* Description of the task:
Below are records. Transcribe exactly the lines from the one that contains "OCR this image." through the last line, leaving any pictures out.

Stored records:
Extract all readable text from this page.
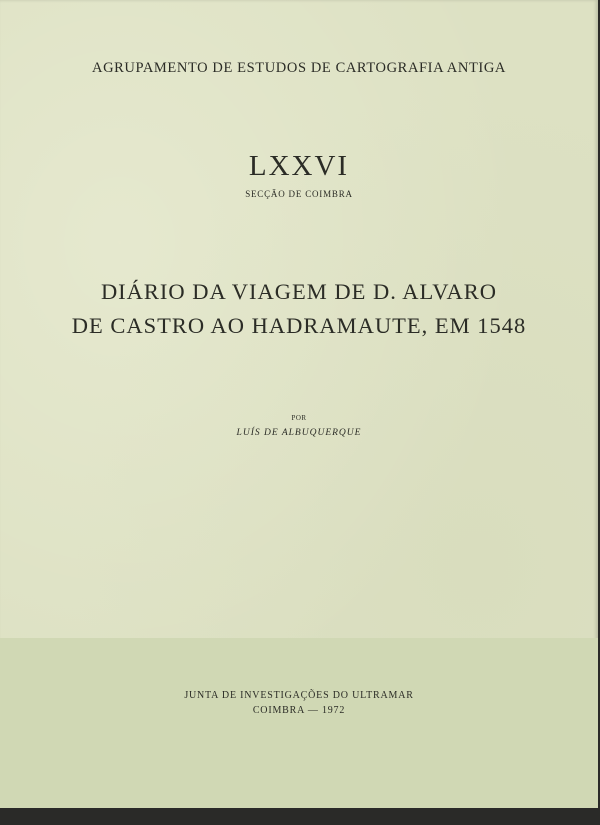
AGRUPAMENTO DE ESTUDOS DE CARTOGRAFIA ANTIGA
LXXVI
SECÇÃO DE COIMBRA
DIÁRIO DA VIAGEM DE D. ALVARO
DE CASTRO AO HADRAMAUTE, EM 1548
POR
LUÍS DE ALBUQUERQUE
JUNTA DE INVESTIGAÇÕES DO ULTRAMAR
COIMBRA — 1972
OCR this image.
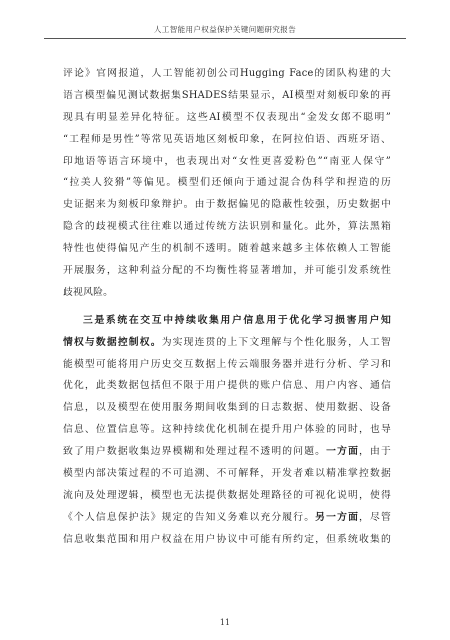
人工智能用户权益保护关键问题研究报告
评论》官网报道，人工智能初创公司Hugging Face的团队构建的大
语言模型偏见测试数据集SHADES结果显示，AI模型对刻板印象的再
现具有明显差异化特征。这些AI模型不仅表现出“金发女郎不聪明”
“工程师是男性”等常见英语地区刻板印象，在阿拉伯语、西班牙语、
印地语等语言环境中，也表现出对“女性更喜爱粉色”“南亚人保守”
“拉美人狡猾”等偏见。模型们还倾向于通过混合伪科学和捏造的历
史证据来为刻板印象辩护。由于数据偏见的隐蔽性较强，历史数据中
隐含的歧视模式往往难以通过传统方法识别和量化。此外，算法黑箱
特性也使得偏见产生的机制不透明。随着越来越多主体依赖人工智能
开展服务，这种利益分配的不均衡性将显著增加，并可能引发系统性
歧视风险。
三是系统在交互中持续收集用户信息用于优化学习损害用户知
情权与数据控制权。为实现连贯的上下文理解与个性化服务，人工智
能模型可能将用户历史交互数据上传云端服务器并进行分析、学习和
优化，此类数据包括但不限于用户提供的账户信息、用户内容、通信
信息，以及模型在使用服务期间收集到的日志数据、使用数据、设备
信息、位置信息等。这种持续优化机制在提升用户体验的同时，也导
致了用户数据收集边界模糊和处理过程不透明的问题。一方面，由于
模型内部决策过程的不可追溯、不可解释，开发者难以精准掌控数据
流向及处理逻辑，模型也无法提供数据处理路径的可视化说明，使得
《个人信息保护法》规定的告知义务难以充分履行。另一方面，尽管
信息收集范围和用户权益在用户协议中可能有所约定，但系统收集的
11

* Result of the exercise:
OCR this image.
人工智能用户权益保护关键问题研究报告
评论》官网报道，人工智能初创公司Hugging Face的团队构建的大
语言模型偏见测试数据集SHADES结果显示，AI模型对刻板印象的再
现具有明显差异化特征。这些AI模型不仅表现出“金发女郎不聪明”
“工程师是男性”等常见英语地区刻板印象，在阿拉伯语、西班牙语、
印地语等语言环境中，也表现出对“女性更喜爱粉色”“南亚人保守”
“拉美人狡猾”等偏见。模型们还倾向于通过混合伪科学和捏造的历
史证据来为刻板印象辩护。由于数据偏见的隐蔽性较强，历史数据中
隐含的歧视模式往往难以通过传统方法识别和量化。此外，算法黑箱
特性也使得偏见产生的机制不透明。随着越来越多主体依赖人工智能
开展服务，这种利益分配的不均衡性将显著增加，并可能引发系统性
歧视风险。
三是系统在交互中持续收集用户信息用于优化学习损害用户知
情权与数据控制权。为实现连贯的上下文理解与个性化服务，人工智
能模型可能将用户历史交互数据上传云端服务器并进行分析、学习和
优化，此类数据包括但不限于用户提供的账户信息、用户内容、通信
信息，以及模型在使用服务期间收集到的日志数据、使用数据、设备
信息、位置信息等。这种持续优化机制在提升用户体验的同时，也导
致了用户数据收集边界模糊和处理过程不透明的问题。一方面，由于
模型内部决策过程的不可追溯、不可解释，开发者难以精准掌控数据
流向及处理逻辑，模型也无法提供数据处理路径的可视化说明，使得
《个人信息保护法》规定的告知义务难以充分履行。另一方面，尽管
信息收集范围和用户权益在用户协议中可能有所约定，但系统收集的
11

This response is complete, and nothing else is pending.